* **What the task asks**
Pick out each line of the records in which the word "JSON" appears.

[start of Records provided]

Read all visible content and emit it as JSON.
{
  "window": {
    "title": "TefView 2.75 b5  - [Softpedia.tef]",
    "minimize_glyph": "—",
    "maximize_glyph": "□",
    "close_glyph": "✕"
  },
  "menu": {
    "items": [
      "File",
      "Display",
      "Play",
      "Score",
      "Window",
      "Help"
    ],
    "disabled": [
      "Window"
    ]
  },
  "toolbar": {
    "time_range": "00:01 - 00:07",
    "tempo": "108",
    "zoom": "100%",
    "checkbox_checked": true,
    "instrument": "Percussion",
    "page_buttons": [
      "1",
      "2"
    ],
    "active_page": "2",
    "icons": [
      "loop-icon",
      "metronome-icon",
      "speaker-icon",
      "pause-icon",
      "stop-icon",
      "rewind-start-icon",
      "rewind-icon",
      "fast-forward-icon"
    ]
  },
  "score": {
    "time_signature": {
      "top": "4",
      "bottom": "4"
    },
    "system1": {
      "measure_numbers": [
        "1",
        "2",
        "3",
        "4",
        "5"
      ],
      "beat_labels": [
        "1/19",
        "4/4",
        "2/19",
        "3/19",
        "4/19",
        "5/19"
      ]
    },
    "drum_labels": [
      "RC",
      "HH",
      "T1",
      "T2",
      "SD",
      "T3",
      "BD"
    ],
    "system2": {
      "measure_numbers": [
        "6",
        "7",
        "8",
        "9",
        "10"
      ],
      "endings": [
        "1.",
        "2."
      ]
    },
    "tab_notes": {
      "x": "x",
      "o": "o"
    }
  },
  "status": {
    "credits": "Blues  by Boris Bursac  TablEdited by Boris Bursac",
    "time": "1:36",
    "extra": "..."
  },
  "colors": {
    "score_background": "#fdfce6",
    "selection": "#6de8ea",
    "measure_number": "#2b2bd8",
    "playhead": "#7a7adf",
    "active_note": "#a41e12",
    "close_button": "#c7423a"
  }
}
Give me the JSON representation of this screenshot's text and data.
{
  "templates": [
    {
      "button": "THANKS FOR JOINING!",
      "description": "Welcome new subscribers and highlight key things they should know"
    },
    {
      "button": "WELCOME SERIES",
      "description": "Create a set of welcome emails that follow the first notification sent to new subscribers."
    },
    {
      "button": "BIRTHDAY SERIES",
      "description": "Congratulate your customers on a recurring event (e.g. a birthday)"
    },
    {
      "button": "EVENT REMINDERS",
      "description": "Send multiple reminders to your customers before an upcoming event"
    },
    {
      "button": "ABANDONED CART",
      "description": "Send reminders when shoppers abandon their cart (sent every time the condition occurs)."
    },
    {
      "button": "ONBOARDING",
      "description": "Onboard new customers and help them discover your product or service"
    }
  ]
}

[end of Records provided]

* **Written solution**
Read all visible content and emit it as JSON.
Give me the JSON representation of this screenshot's text and data.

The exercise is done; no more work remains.